Stored records:
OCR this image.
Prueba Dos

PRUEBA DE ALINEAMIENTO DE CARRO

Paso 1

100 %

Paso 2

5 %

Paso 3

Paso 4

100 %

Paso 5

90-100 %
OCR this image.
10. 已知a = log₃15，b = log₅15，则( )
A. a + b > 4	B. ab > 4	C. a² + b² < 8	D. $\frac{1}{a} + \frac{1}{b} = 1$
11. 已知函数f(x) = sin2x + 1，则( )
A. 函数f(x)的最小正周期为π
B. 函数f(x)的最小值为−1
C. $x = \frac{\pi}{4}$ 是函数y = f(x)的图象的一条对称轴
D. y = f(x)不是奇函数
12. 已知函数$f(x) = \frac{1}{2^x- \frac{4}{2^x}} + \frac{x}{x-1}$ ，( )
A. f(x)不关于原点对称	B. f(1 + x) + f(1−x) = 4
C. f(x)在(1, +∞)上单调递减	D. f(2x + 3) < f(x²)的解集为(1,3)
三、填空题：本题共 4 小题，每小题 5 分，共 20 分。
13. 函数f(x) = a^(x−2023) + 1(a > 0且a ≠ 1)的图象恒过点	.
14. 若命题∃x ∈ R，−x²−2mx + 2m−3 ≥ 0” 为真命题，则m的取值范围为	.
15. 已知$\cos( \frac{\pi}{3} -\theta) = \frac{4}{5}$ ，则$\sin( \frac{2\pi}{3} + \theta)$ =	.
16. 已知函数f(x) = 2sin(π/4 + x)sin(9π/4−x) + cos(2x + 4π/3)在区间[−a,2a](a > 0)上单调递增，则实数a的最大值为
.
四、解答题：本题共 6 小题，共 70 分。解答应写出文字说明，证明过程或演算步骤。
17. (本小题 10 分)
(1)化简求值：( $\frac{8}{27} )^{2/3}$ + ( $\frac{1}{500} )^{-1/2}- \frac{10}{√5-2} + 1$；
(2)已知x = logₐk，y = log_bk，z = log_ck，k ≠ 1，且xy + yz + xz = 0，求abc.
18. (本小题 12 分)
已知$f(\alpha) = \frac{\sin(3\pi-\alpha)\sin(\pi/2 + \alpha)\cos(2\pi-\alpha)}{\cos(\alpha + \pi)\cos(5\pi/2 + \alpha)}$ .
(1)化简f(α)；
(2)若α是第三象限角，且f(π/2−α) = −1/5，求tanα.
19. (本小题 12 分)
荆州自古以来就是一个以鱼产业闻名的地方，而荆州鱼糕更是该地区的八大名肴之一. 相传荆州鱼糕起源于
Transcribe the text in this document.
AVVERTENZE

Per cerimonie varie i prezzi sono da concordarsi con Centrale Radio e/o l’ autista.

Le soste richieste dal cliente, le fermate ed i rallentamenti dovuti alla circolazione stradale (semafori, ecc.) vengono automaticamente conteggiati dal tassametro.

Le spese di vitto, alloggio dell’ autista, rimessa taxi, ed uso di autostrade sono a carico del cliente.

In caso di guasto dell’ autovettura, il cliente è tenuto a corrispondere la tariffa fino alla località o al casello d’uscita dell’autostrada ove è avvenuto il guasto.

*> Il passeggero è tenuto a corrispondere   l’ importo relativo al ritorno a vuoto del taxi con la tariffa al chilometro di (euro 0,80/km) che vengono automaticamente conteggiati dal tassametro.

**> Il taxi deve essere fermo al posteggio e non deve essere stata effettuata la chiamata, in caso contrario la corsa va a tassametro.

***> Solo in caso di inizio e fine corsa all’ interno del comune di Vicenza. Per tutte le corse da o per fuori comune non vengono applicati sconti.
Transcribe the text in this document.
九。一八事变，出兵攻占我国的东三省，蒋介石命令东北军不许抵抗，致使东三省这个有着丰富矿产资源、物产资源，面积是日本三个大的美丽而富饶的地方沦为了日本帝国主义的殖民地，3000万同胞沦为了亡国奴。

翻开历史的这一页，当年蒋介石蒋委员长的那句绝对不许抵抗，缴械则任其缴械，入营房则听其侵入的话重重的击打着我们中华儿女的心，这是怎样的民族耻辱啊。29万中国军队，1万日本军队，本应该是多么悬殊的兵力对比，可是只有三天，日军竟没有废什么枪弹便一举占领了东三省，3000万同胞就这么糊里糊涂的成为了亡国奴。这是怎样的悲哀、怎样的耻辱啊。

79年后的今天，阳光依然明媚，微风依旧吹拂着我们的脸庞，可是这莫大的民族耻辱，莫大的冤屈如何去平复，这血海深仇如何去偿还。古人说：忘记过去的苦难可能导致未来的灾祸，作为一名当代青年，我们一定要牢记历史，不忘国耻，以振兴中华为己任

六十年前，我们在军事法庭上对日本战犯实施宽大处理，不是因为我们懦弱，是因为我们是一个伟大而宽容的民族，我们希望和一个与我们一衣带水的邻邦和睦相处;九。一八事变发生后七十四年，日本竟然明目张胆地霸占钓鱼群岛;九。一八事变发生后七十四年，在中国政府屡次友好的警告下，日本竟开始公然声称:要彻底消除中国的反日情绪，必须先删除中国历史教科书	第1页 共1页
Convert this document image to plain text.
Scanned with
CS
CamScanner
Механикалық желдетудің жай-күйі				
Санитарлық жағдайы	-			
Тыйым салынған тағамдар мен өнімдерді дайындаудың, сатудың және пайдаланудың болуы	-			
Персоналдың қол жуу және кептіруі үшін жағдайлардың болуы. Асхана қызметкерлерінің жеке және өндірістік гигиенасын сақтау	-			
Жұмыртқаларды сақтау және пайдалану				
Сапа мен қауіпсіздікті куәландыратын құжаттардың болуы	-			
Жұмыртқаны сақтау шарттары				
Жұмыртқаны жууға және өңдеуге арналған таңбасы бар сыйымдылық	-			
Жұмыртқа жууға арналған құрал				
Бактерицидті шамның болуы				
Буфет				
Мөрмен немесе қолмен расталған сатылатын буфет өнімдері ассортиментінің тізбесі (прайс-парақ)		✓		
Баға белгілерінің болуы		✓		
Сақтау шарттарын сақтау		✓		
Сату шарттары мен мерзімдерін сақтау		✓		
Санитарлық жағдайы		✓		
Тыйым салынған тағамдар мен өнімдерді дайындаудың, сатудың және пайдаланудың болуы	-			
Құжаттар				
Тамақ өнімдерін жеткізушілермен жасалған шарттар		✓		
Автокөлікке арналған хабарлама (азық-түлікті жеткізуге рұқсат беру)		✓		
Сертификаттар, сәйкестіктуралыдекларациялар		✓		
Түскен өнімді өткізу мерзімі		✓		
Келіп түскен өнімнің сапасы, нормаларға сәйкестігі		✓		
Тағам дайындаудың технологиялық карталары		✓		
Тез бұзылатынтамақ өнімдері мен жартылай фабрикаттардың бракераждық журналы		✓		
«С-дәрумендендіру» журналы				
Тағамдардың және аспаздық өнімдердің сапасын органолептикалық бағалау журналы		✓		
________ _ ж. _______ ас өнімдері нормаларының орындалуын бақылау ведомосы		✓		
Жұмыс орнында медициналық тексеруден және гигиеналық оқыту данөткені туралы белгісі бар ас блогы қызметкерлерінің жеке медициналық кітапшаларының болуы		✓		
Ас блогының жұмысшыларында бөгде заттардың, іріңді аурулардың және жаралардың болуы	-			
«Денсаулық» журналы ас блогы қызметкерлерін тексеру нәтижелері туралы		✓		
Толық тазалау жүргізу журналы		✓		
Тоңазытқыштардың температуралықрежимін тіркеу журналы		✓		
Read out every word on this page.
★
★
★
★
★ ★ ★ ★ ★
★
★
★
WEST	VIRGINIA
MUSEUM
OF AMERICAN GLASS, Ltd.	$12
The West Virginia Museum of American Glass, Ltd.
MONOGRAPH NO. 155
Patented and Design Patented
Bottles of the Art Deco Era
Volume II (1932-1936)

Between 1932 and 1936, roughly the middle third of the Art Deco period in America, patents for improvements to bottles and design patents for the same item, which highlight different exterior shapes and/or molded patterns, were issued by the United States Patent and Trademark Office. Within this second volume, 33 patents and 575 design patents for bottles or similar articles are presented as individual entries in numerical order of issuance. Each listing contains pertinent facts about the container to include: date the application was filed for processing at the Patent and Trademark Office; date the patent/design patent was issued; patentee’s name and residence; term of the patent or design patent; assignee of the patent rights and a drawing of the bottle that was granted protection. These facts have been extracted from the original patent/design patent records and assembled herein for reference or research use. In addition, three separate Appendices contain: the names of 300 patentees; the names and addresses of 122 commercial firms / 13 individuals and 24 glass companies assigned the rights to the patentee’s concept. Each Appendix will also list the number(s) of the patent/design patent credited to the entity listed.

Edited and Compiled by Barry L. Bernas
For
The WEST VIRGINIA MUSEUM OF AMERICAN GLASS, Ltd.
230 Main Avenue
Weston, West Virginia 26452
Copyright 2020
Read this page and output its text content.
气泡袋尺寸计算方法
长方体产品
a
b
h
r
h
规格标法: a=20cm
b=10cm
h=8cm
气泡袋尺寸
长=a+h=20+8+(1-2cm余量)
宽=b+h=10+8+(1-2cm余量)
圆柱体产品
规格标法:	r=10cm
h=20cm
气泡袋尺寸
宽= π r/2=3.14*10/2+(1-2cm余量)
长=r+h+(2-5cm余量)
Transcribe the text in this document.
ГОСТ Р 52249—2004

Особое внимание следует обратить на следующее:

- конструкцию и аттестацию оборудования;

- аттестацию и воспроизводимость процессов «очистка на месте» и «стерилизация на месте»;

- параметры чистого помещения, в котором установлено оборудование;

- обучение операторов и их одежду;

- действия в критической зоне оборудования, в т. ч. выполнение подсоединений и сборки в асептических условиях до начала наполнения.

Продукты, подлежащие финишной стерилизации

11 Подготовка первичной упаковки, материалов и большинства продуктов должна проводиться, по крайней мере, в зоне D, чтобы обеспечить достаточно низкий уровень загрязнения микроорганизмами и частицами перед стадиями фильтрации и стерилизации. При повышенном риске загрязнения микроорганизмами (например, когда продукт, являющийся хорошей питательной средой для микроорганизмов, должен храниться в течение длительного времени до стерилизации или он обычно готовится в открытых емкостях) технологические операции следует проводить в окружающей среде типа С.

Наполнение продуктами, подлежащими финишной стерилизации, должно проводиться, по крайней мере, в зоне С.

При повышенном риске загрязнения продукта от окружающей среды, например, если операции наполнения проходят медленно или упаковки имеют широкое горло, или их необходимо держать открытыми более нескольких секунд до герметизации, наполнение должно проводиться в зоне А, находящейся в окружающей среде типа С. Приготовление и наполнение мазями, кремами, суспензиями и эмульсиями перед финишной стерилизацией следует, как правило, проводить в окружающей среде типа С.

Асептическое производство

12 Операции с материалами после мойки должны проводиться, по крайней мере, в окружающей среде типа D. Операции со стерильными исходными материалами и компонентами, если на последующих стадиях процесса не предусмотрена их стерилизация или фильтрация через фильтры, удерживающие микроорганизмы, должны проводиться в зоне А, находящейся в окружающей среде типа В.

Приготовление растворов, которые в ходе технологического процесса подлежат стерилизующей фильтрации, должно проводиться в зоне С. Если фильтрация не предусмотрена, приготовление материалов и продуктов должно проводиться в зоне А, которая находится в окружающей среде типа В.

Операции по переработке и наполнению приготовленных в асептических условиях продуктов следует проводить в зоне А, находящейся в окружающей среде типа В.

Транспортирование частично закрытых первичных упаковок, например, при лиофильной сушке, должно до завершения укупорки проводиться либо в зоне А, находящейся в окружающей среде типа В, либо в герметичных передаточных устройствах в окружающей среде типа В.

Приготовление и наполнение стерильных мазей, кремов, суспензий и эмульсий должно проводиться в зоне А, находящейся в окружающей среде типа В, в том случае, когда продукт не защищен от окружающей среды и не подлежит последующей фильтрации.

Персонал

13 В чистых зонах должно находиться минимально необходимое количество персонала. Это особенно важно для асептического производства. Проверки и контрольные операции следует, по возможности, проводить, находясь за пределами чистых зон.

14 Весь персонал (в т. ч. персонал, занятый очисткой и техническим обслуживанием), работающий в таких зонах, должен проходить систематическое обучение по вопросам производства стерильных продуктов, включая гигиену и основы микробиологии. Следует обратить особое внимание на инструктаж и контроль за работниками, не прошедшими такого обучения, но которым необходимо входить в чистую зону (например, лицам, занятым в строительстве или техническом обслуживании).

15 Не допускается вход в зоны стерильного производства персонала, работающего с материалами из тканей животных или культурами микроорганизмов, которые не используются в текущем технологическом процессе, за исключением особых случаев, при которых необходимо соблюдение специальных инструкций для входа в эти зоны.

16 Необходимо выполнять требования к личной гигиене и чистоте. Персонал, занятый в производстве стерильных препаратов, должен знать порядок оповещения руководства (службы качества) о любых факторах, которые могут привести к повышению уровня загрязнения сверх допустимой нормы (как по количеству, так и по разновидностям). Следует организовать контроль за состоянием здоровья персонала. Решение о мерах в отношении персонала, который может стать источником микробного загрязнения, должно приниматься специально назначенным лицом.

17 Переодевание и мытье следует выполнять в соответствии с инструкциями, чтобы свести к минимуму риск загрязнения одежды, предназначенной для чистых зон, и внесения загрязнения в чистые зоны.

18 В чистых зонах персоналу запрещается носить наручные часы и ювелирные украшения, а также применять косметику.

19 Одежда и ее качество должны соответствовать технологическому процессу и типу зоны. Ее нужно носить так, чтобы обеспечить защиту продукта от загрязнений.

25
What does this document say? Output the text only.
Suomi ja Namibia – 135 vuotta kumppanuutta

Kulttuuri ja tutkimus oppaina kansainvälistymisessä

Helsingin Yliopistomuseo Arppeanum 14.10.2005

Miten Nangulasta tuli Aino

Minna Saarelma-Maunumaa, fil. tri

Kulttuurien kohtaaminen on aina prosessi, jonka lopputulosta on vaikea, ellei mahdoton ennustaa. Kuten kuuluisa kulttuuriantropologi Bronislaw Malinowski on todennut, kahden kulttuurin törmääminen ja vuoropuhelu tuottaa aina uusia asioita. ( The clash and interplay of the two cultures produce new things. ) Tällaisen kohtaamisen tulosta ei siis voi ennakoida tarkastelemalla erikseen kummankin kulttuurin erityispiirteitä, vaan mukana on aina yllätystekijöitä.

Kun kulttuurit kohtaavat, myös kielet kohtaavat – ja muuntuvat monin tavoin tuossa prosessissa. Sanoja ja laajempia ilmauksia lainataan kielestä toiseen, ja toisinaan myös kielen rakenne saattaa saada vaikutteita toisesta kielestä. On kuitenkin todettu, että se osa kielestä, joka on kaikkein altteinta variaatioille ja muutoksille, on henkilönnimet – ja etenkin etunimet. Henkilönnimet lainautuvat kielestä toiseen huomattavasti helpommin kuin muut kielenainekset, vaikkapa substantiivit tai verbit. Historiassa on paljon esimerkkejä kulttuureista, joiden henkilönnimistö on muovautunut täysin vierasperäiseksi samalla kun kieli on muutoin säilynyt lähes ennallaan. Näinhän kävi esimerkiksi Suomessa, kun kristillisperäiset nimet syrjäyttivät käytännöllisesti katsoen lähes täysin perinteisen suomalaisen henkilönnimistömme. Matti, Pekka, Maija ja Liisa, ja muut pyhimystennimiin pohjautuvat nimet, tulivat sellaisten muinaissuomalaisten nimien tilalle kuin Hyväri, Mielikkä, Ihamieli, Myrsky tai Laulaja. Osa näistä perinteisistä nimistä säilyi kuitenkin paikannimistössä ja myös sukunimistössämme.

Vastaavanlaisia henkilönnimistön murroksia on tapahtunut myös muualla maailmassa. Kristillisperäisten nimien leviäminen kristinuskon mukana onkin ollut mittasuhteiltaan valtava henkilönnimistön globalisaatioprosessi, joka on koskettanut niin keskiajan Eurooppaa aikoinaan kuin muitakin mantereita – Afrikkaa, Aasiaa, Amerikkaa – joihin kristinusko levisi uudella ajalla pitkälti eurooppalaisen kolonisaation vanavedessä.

#### Stated goal:
Check each line of the data above for the string "sono", then report how many lines have it, with no other words.

#### Exercise result:
2